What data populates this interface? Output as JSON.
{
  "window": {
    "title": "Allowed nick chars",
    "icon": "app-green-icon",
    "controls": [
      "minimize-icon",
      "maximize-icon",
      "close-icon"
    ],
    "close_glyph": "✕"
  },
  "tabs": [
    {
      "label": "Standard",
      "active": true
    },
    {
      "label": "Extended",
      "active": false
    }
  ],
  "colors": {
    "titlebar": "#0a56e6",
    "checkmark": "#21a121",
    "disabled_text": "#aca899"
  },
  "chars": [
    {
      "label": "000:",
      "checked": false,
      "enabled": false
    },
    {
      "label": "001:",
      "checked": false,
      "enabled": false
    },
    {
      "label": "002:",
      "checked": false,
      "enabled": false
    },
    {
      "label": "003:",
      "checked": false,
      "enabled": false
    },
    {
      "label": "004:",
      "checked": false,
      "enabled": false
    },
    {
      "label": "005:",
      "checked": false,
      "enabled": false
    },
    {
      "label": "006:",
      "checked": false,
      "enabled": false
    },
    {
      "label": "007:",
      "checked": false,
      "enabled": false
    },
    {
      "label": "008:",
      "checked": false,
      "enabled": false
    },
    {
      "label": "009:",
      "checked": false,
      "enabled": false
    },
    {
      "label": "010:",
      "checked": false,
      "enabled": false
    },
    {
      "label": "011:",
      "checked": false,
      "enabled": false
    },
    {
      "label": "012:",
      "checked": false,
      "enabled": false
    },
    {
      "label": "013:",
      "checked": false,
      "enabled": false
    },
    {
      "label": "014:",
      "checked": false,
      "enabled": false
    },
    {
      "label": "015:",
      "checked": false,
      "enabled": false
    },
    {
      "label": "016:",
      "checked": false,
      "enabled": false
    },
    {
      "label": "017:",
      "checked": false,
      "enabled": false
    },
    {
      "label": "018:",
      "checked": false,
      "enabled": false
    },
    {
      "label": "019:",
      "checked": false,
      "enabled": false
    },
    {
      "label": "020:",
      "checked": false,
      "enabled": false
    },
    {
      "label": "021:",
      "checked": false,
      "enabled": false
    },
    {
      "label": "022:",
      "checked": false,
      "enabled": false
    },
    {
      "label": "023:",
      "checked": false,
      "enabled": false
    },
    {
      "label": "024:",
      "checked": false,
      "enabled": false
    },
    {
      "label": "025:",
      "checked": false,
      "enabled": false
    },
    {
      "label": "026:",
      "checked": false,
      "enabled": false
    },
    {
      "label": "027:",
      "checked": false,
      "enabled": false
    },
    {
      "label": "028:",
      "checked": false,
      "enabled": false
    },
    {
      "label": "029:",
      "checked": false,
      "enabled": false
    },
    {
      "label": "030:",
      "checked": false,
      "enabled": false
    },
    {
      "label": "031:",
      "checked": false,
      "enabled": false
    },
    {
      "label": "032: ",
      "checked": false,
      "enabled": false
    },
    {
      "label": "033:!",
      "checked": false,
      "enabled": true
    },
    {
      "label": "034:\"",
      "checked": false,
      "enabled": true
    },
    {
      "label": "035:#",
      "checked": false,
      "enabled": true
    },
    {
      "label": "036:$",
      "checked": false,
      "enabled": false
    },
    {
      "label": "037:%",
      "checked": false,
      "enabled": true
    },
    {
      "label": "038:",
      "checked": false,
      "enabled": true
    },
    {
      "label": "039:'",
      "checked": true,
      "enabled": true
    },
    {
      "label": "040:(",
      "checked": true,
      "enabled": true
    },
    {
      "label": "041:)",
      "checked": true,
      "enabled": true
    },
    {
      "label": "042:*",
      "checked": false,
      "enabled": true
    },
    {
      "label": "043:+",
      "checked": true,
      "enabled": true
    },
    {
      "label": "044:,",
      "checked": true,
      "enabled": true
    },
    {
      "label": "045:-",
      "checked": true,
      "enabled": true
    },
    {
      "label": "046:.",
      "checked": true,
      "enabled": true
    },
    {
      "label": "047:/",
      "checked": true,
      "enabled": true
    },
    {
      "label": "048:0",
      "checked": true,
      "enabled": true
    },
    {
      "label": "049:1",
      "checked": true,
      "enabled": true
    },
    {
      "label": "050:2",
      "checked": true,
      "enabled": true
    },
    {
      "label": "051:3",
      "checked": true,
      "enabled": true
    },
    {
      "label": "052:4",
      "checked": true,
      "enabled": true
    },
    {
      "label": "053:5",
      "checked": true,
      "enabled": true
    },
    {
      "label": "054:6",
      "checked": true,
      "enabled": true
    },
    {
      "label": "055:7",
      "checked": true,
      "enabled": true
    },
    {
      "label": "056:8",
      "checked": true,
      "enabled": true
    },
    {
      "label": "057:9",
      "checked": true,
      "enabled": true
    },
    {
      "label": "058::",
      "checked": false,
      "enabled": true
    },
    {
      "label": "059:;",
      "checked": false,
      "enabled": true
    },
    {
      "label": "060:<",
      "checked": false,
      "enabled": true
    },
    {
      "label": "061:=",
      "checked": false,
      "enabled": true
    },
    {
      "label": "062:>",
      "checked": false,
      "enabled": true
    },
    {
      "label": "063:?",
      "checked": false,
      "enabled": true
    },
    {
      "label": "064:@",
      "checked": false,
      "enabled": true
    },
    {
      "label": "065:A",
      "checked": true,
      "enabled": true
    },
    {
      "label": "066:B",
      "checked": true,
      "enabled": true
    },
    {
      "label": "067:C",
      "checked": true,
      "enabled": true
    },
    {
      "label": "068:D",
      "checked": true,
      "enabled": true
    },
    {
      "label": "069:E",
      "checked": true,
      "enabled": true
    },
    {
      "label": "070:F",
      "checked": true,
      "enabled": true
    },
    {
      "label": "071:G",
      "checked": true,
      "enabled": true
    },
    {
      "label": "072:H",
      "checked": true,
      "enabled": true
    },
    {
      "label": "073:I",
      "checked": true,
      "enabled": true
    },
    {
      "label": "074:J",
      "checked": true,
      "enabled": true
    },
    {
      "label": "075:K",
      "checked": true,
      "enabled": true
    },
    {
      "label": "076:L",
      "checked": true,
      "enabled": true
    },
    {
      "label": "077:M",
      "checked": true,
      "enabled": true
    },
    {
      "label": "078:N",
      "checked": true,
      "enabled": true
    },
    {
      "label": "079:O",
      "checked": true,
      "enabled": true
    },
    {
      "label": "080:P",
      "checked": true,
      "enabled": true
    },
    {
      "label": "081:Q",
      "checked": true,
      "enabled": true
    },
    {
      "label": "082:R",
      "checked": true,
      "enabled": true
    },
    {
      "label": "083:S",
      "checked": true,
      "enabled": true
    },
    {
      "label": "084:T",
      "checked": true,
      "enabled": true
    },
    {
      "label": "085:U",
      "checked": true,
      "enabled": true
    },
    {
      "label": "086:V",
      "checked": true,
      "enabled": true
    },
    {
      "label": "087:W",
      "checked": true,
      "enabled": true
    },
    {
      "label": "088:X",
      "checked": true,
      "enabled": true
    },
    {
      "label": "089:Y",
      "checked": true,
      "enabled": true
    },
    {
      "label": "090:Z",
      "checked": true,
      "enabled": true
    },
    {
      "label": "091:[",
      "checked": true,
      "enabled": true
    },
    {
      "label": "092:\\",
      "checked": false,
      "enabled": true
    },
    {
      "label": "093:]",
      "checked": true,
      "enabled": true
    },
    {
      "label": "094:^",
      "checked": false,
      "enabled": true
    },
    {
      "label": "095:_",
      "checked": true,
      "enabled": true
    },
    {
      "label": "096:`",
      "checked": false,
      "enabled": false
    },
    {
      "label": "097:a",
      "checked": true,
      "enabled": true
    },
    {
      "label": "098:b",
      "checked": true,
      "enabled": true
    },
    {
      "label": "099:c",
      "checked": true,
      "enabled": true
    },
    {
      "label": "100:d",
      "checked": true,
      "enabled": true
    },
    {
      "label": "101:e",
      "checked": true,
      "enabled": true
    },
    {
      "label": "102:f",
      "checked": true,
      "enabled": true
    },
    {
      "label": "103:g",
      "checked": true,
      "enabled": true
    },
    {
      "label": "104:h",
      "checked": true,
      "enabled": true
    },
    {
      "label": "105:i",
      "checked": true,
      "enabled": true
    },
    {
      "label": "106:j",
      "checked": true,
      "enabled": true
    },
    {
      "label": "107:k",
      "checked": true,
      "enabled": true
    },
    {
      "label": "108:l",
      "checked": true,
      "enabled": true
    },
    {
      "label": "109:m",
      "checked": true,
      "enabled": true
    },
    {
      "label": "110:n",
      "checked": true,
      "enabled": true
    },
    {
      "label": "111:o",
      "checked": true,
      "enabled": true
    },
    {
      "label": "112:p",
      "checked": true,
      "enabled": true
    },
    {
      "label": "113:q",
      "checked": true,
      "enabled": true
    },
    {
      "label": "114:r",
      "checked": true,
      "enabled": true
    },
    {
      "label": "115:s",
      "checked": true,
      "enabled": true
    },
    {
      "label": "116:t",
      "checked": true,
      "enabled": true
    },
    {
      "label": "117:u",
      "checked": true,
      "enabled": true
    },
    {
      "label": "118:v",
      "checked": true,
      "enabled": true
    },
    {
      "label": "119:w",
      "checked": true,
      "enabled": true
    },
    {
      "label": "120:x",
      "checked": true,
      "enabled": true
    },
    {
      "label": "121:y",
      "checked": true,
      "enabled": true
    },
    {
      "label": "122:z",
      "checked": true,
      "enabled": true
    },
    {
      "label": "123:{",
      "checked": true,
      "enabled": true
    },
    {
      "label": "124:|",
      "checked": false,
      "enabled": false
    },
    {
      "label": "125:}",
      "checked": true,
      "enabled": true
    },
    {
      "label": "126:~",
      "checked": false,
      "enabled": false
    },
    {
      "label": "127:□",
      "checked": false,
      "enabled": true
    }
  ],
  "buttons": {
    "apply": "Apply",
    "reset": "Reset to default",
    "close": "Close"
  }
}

○ ○ ○ ○ ○

GIVEN TASK
For the entries shown above, give the number of lines that include the word "icon", without any other text.

SOLUTION TO THIS TASK
4